[SET EXERCISE] Identify and pull out each line of the entries in which "Editora" occurs.

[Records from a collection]
################
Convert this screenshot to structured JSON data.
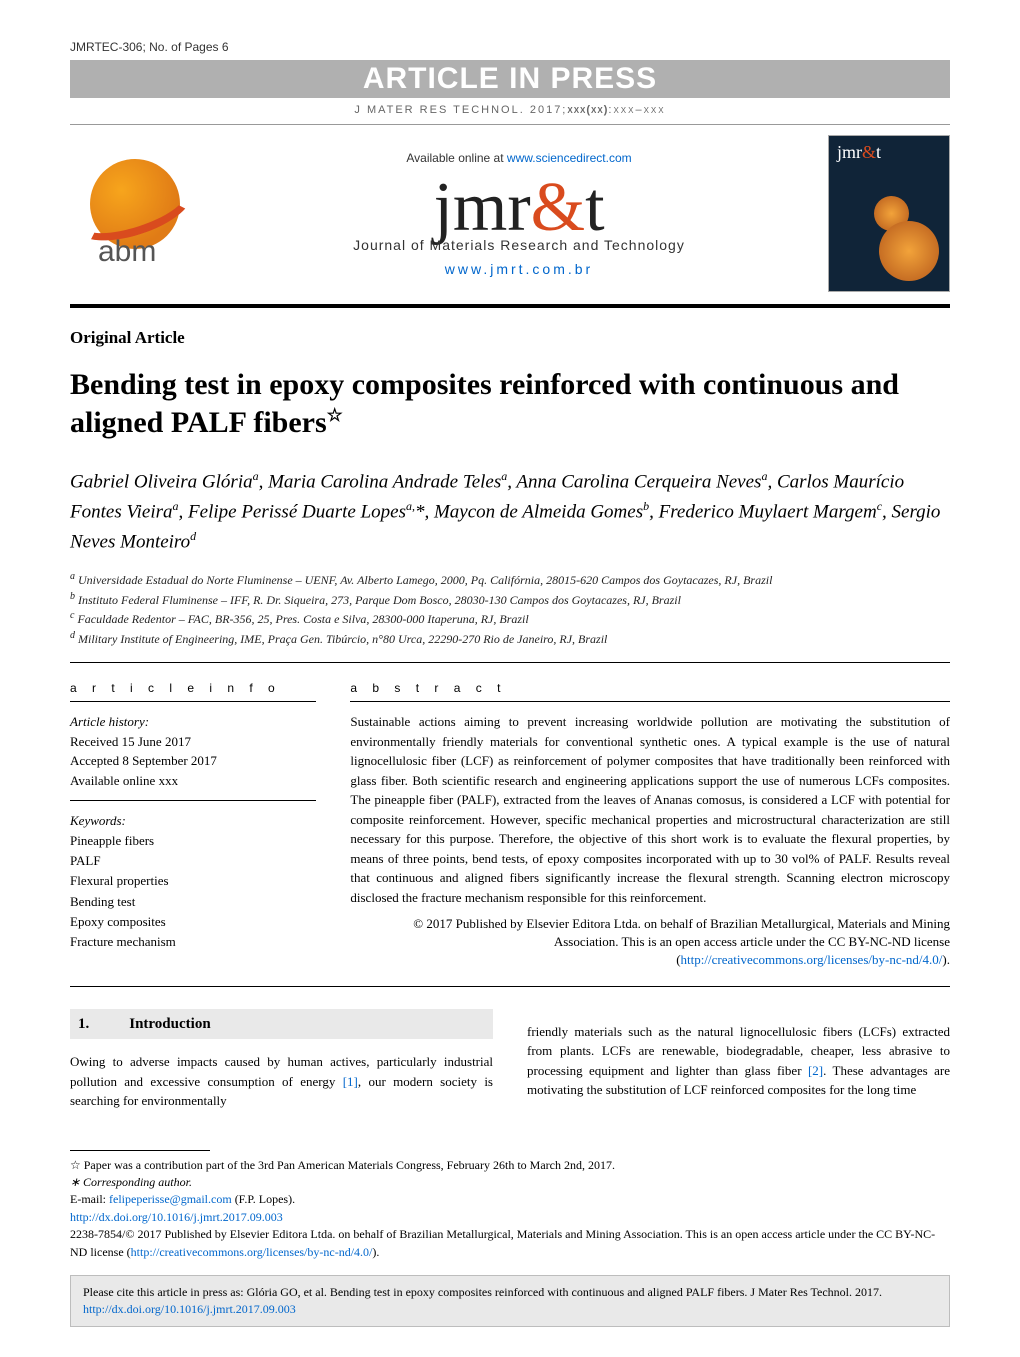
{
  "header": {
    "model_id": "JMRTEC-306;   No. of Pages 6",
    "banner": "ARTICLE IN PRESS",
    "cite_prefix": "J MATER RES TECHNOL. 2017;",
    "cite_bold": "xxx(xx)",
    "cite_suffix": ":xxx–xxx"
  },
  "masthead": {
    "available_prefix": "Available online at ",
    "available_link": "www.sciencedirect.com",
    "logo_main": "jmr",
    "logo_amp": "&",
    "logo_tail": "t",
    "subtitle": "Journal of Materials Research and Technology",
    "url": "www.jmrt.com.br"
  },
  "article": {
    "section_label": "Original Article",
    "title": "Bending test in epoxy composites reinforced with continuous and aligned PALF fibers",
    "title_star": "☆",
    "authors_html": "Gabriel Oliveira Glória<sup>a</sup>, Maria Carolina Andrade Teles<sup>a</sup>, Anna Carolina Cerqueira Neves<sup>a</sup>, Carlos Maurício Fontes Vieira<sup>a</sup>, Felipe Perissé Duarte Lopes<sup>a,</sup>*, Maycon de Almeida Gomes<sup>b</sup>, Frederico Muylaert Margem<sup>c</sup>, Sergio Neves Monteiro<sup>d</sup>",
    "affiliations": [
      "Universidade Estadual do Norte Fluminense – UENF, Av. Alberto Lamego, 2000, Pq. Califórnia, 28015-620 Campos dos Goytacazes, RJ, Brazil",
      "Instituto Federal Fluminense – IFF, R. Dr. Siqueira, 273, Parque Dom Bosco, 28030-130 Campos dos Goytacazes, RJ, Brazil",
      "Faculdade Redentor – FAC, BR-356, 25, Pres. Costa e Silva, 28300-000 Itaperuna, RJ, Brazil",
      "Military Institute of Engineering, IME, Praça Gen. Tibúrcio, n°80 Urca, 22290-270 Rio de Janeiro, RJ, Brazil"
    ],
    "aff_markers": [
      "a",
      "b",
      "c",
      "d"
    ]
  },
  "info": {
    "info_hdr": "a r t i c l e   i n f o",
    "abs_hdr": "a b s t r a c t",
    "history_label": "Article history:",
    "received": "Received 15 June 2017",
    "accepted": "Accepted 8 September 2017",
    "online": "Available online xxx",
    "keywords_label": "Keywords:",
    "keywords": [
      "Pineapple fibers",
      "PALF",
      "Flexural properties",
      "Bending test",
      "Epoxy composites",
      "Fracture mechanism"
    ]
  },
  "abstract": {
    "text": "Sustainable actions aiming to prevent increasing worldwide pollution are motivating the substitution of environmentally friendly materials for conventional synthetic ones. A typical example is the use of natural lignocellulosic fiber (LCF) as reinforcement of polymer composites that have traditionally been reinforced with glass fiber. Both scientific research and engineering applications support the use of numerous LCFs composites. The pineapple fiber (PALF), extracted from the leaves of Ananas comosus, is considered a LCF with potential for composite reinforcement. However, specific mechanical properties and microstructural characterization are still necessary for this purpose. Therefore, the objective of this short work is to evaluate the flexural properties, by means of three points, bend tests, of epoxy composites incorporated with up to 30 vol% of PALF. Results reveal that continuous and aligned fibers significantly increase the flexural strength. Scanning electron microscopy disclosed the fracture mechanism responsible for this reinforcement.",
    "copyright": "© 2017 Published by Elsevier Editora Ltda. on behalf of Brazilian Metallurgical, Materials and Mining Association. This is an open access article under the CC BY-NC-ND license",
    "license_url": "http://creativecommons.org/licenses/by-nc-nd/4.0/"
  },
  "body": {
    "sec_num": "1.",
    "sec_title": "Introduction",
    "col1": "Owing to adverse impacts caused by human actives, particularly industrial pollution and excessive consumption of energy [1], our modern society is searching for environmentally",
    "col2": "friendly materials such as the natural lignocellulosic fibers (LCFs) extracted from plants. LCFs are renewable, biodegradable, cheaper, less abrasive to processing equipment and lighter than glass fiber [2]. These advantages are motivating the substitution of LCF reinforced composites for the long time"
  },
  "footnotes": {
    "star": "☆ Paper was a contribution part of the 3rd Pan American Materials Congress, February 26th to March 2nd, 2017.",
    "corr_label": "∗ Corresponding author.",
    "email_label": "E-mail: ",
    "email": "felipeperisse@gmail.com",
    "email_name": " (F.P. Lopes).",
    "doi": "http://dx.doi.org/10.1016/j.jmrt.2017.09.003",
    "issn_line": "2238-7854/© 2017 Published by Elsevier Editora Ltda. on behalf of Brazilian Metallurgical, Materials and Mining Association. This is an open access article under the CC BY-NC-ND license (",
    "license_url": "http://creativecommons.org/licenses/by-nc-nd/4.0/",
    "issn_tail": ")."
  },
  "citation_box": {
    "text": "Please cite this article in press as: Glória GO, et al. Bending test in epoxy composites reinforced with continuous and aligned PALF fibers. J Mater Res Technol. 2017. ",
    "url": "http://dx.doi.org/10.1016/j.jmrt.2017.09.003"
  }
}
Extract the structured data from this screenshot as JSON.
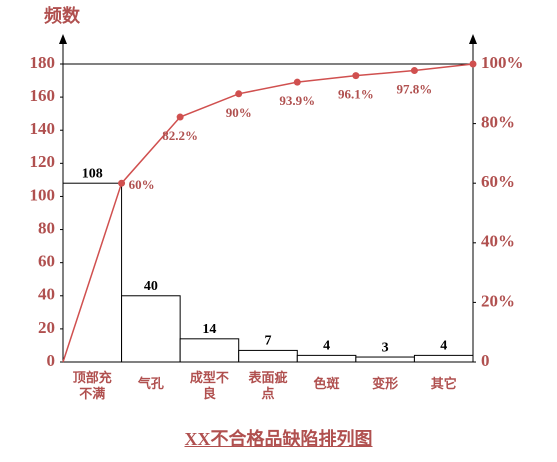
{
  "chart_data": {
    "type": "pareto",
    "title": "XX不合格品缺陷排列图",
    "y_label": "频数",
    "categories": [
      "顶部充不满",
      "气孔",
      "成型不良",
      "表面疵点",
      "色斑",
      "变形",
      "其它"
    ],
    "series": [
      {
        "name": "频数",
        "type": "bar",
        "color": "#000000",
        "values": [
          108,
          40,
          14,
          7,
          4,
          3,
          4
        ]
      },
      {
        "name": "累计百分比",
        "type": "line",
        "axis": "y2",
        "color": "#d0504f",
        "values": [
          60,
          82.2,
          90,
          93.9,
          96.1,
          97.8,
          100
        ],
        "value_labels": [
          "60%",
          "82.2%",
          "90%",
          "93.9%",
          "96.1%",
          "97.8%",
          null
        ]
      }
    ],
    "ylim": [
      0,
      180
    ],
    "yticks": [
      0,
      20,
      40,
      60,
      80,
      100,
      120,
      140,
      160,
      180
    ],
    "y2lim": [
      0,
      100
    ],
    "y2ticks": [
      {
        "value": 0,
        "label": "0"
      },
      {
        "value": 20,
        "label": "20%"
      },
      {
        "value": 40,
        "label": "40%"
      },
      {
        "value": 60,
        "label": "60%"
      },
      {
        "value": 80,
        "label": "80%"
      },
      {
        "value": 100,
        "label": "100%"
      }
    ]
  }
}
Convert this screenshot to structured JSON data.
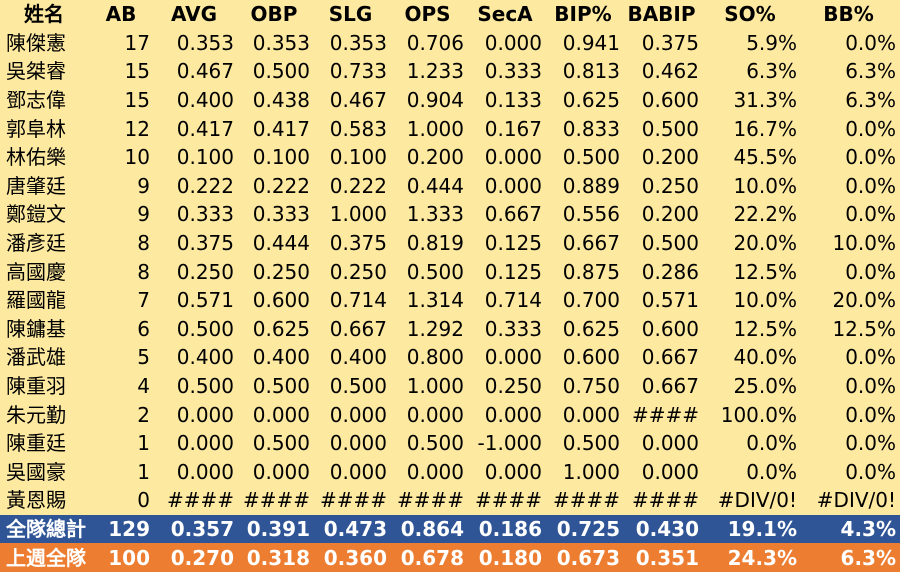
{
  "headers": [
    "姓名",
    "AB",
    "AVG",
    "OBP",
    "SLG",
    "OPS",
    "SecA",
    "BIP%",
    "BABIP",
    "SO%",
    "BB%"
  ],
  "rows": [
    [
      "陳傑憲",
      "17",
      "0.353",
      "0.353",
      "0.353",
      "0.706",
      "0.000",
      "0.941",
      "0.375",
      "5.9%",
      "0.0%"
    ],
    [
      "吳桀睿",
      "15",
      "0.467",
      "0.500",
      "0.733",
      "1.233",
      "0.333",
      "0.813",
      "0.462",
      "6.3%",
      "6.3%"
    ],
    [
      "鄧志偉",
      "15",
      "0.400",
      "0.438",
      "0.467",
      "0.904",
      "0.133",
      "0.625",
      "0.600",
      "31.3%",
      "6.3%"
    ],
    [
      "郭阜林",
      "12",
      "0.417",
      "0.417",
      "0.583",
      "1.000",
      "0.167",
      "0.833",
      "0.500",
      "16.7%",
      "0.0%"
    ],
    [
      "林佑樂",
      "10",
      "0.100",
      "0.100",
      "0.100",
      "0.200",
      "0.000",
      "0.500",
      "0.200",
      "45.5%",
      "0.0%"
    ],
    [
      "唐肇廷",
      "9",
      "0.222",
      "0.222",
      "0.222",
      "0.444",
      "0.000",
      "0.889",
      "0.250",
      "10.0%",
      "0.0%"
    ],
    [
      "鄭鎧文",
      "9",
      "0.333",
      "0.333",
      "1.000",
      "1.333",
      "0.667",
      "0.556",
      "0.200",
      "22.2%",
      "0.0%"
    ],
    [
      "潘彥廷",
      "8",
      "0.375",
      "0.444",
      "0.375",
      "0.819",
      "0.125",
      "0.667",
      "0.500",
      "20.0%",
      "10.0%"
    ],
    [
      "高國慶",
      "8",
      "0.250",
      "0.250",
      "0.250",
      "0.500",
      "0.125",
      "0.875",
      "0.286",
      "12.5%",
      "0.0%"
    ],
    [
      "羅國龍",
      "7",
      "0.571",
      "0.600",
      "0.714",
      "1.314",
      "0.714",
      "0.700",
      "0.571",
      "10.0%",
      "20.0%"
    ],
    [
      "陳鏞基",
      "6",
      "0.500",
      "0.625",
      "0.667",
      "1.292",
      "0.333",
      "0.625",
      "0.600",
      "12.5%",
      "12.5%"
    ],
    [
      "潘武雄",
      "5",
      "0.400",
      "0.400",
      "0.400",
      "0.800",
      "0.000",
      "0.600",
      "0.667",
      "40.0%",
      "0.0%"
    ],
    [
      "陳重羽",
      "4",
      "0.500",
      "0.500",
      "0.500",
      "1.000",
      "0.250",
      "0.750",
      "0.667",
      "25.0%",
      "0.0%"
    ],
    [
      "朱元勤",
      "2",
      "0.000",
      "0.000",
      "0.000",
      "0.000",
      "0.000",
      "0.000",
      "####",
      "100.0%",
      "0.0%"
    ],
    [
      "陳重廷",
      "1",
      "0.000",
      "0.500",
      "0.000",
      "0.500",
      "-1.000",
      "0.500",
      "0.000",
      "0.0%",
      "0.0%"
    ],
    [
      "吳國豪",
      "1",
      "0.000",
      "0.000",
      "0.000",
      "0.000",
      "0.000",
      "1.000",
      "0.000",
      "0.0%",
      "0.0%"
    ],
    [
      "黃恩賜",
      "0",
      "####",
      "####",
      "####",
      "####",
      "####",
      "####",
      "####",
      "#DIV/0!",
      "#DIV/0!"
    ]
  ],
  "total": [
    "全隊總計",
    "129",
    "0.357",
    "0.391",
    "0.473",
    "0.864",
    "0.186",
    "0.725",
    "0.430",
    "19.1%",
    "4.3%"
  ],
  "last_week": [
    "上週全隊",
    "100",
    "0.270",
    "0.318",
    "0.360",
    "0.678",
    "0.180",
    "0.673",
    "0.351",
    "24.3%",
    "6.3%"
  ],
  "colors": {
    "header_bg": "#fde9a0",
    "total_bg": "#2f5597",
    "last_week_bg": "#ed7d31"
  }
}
################
[ANSWER TO THIS EXERCISE]
    "copyright": "© 2017 Published by Elsevier Editora Ltda. on behalf of Brazilian Metallurgical, Materials and Mining Association. This is an open access article under the CC BY-NC-ND license",
    "issn_line": "2238-7854/© 2017 Published by Elsevier Editora Ltda. on behalf of Brazilian Metallurgical, Materials and Mining Association. This is an open access article under the CC BY-NC-ND license (",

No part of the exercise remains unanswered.